==== Provided data

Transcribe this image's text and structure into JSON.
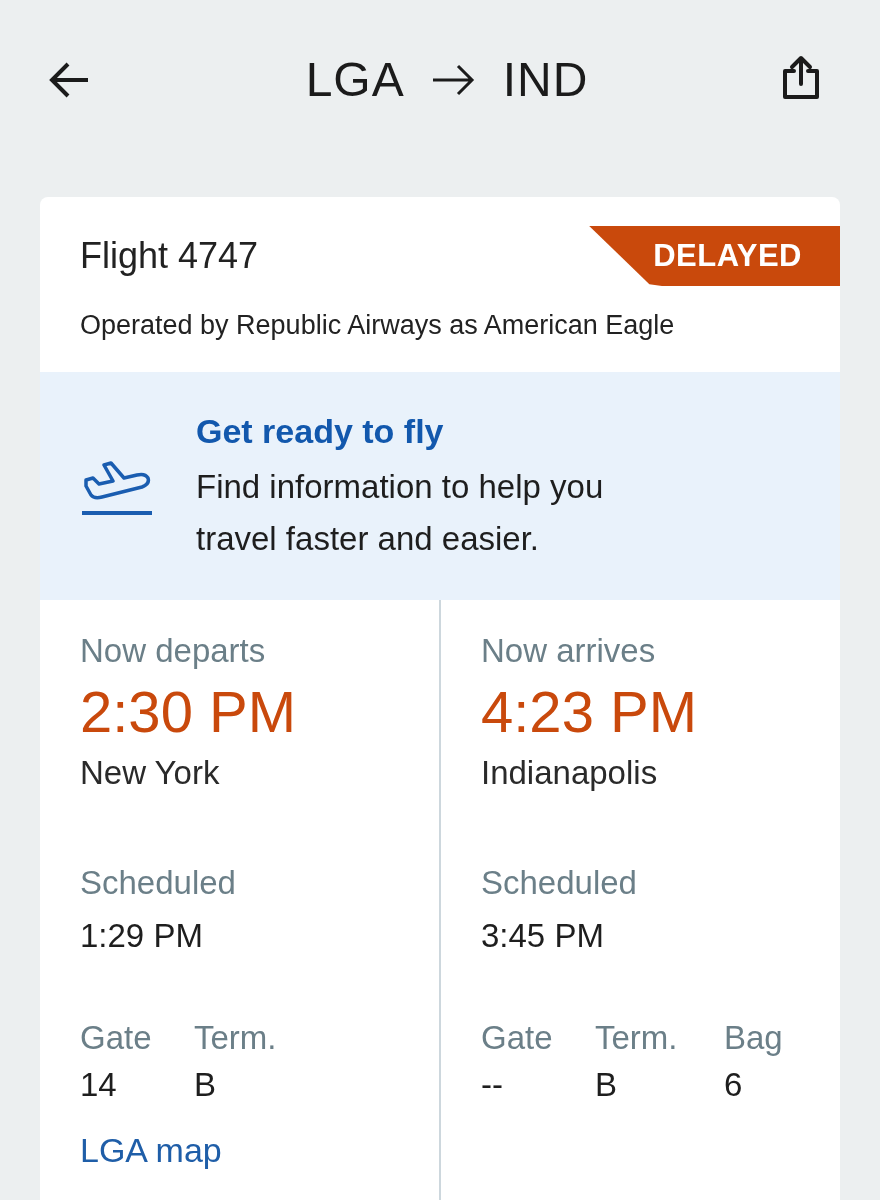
{
  "header": {
    "origin": "LGA",
    "destination": "IND"
  },
  "flight": {
    "title": "Flight 4747",
    "status": {
      "label": "DELAYED",
      "kind": "delayed"
    },
    "operator": "Operated by Republic Airways as American Eagle"
  },
  "promo": {
    "title": "Get ready to fly",
    "text": "Find information to help you travel faster and easier."
  },
  "legs": [
    {
      "label": "Now departs",
      "time": "2:30 PM",
      "city": "New York",
      "scheduled_label": "Scheduled",
      "scheduled_time": "1:29 PM",
      "details": [
        {
          "label": "Gate",
          "value": "14"
        },
        {
          "label": "Term.",
          "value": "B"
        }
      ],
      "link": "LGA map"
    },
    {
      "label": "Now arrives",
      "time": "4:23 PM",
      "city": "Indianapolis",
      "scheduled_label": "Scheduled",
      "scheduled_time": "3:45 PM",
      "details": [
        {
          "label": "Gate",
          "value": "--"
        },
        {
          "label": "Term.",
          "value": "B"
        },
        {
          "label": "Bag",
          "value": "6"
        }
      ]
    }
  ]
}
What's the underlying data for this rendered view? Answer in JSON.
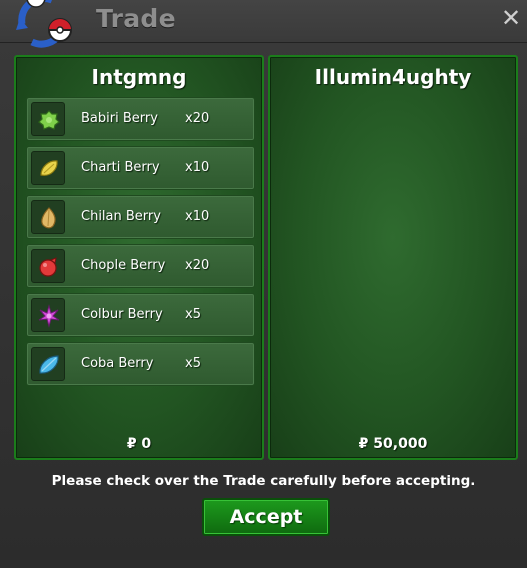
{
  "window": {
    "title": "Trade",
    "close_icon": "close-icon"
  },
  "left_panel": {
    "player": "Intgmng",
    "money": "₽ 0",
    "items": [
      {
        "name": "Babiri Berry",
        "qty": "x20",
        "icon": "babiri-berry-icon",
        "color": "#7fd04a"
      },
      {
        "name": "Charti Berry",
        "qty": "x10",
        "icon": "charti-berry-icon",
        "color": "#e8d34a"
      },
      {
        "name": "Chilan Berry",
        "qty": "x10",
        "icon": "chilan-berry-icon",
        "color": "#e0b866"
      },
      {
        "name": "Chople Berry",
        "qty": "x20",
        "icon": "chople-berry-icon",
        "color": "#e23a3a"
      },
      {
        "name": "Colbur Berry",
        "qty": "x5",
        "icon": "colbur-berry-icon",
        "color": "#d34ad8"
      },
      {
        "name": "Coba Berry",
        "qty": "x5",
        "icon": "coba-berry-icon",
        "color": "#4ab8e8"
      }
    ]
  },
  "right_panel": {
    "player": "Illumin4ughty",
    "money": "₽ 50,000"
  },
  "notice": "Please check over the Trade carefully before accepting.",
  "accept_label": "Accept",
  "colors": {
    "panel_border": "#1b7d1b",
    "accept": "#1d9a1d"
  }
}
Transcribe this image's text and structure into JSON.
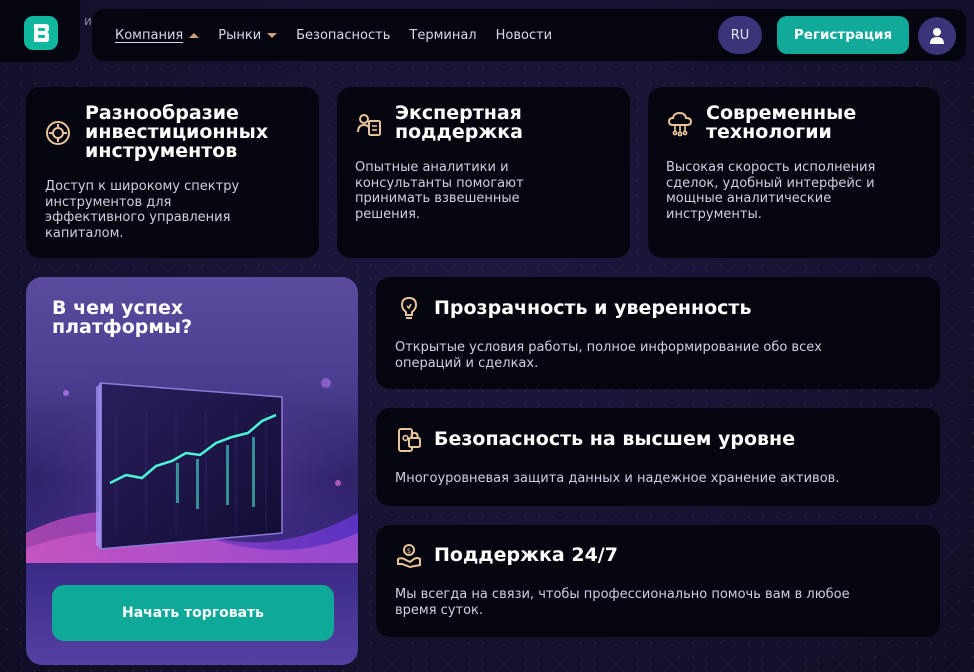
{
  "header": {
    "logo_trunc": "иб",
    "nav": [
      {
        "label": "Компания",
        "caret": "up"
      },
      {
        "label": "Рынки",
        "caret": "down"
      },
      {
        "label": "Безопасность"
      },
      {
        "label": "Терминал"
      },
      {
        "label": "Новости"
      }
    ],
    "lang": "RU",
    "register": "Регистрация"
  },
  "features": [
    {
      "title": "Разнообразие\nинвестиционных\nинструментов",
      "text": "Доступ к широкому спектру\nинструментов для\nэффективного управления\nкапиталом.",
      "icon": "coin-gear-icon"
    },
    {
      "title": "Экспертная\nподдержка",
      "text": "Опытные аналитики и\nконсультанты помогают\nпринимать взвешенные\nрешения.",
      "icon": "expert-icon"
    },
    {
      "title": "Современные\nтехнологии",
      "text": "Высокая скорость исполнения\nсделок, удобный интерфейс и\nмощные аналитические\nинструменты.",
      "icon": "cloud-tech-icon"
    }
  ],
  "promo": {
    "title": "В чем успех\nплатформы?",
    "button": "Начать торговать"
  },
  "benefits": [
    {
      "title": "Прозрачность и уверенность",
      "text": "Открытые условия работы, полное информирование обо всех\nопераций и сделках.",
      "icon": "lightbulb-icon"
    },
    {
      "title": "Безопасность на высшем уровне",
      "text": "Многоуровневая защита данных и надежное хранение активов.",
      "icon": "secure-phone-icon"
    },
    {
      "title": "Поддержка 24/7",
      "text": "Мы всегда на связи, чтобы профессионально помочь вам в любое\nвремя суток.",
      "icon": "support-hands-icon"
    }
  ],
  "colors": {
    "accent": "#11a99a",
    "icon": "#e8c49a",
    "card_bg": "#050510",
    "page_bg": "#15122f"
  }
}
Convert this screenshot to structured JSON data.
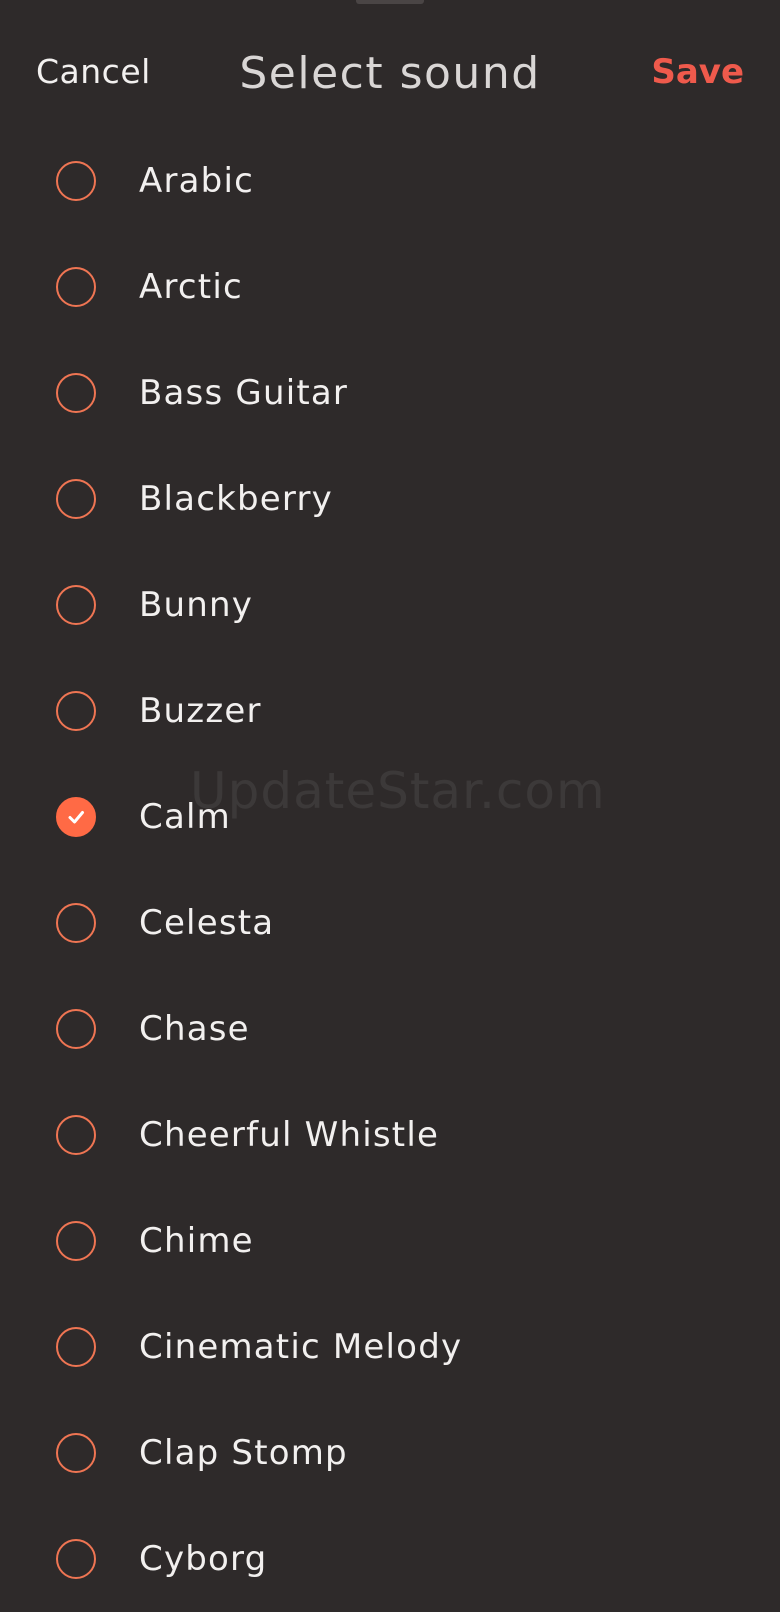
{
  "header": {
    "cancel_label": "Cancel",
    "title": "Select sound",
    "save_label": "Save"
  },
  "sounds": [
    {
      "label": "Arabic",
      "selected": false
    },
    {
      "label": "Arctic",
      "selected": false
    },
    {
      "label": "Bass Guitar",
      "selected": false
    },
    {
      "label": "Blackberry",
      "selected": false
    },
    {
      "label": "Bunny",
      "selected": false
    },
    {
      "label": "Buzzer",
      "selected": false
    },
    {
      "label": "Calm",
      "selected": true
    },
    {
      "label": "Celesta",
      "selected": false
    },
    {
      "label": "Chase",
      "selected": false
    },
    {
      "label": "Cheerful Whistle",
      "selected": false
    },
    {
      "label": "Chime",
      "selected": false
    },
    {
      "label": "Cinematic Melody",
      "selected": false
    },
    {
      "label": "Clap Stomp",
      "selected": false
    },
    {
      "label": "Cyborg",
      "selected": false
    }
  ],
  "watermark": "UpdateStar.com",
  "colors": {
    "background": "#2e2a2a",
    "accent": "#ef5a4c",
    "radio": "#ef7553",
    "radio_checked": "#ff6a45"
  },
  "icons": {
    "radio_unchecked": "radio-unchecked-icon",
    "radio_checked": "checkmark-icon"
  }
}
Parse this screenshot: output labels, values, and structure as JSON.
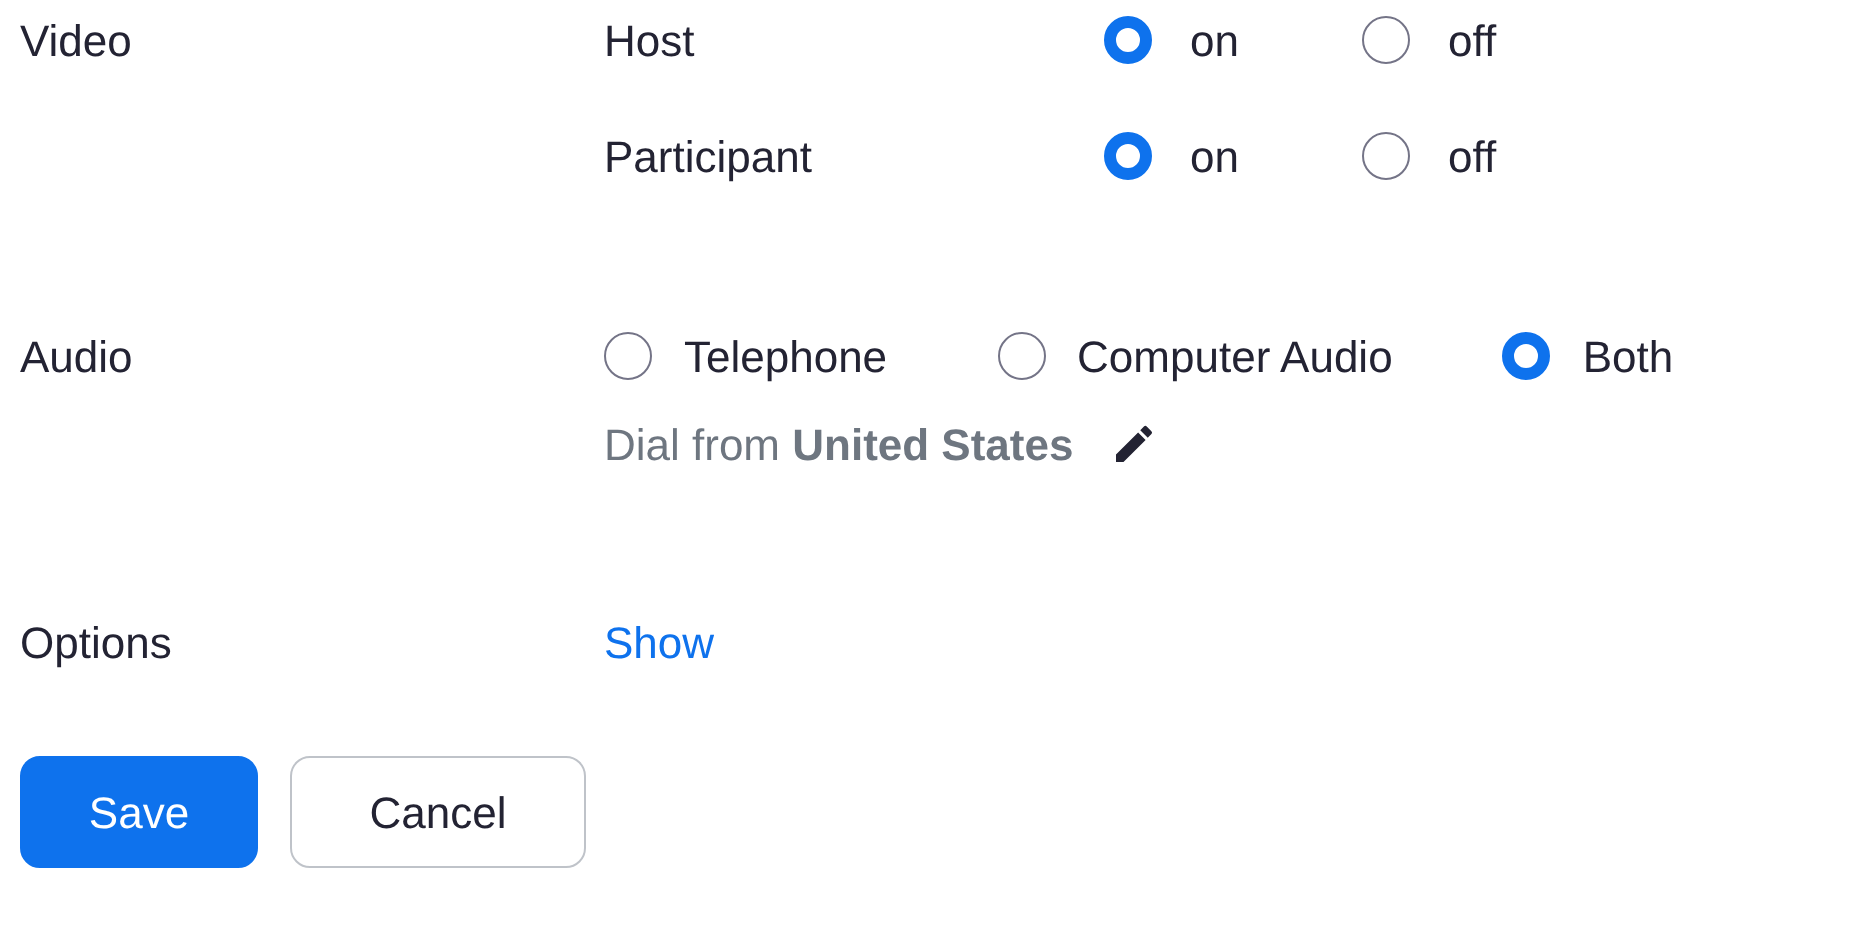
{
  "video": {
    "label": "Video",
    "rows": [
      {
        "label": "Host",
        "options": [
          {
            "label": "on",
            "selected": true
          },
          {
            "label": "off",
            "selected": false
          }
        ]
      },
      {
        "label": "Participant",
        "options": [
          {
            "label": "on",
            "selected": true
          },
          {
            "label": "off",
            "selected": false
          }
        ]
      }
    ]
  },
  "audio": {
    "label": "Audio",
    "options": [
      {
        "label": "Telephone",
        "selected": false
      },
      {
        "label": "Computer Audio",
        "selected": false
      },
      {
        "label": "Both",
        "selected": true
      }
    ],
    "dial": "Dial from **United States**"
  },
  "options": {
    "label": "Options",
    "link": "Show"
  },
  "buttons": [
    {
      "label": "Save",
      "kind": "primary"
    },
    {
      "label": "Cancel",
      "kind": "secondary"
    }
  ]
}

========

• **What the exercise asks**: Find every line that has "name" in it, then return those lines.

• **Response to this task**:
        "name": "Babiri Berry",
        "name": "Charti Berry",
        "name": "Chilan Berry",
        "name": "Chople Berry",
        "name": "Colbur Berry",
        "name": "Coba Berry",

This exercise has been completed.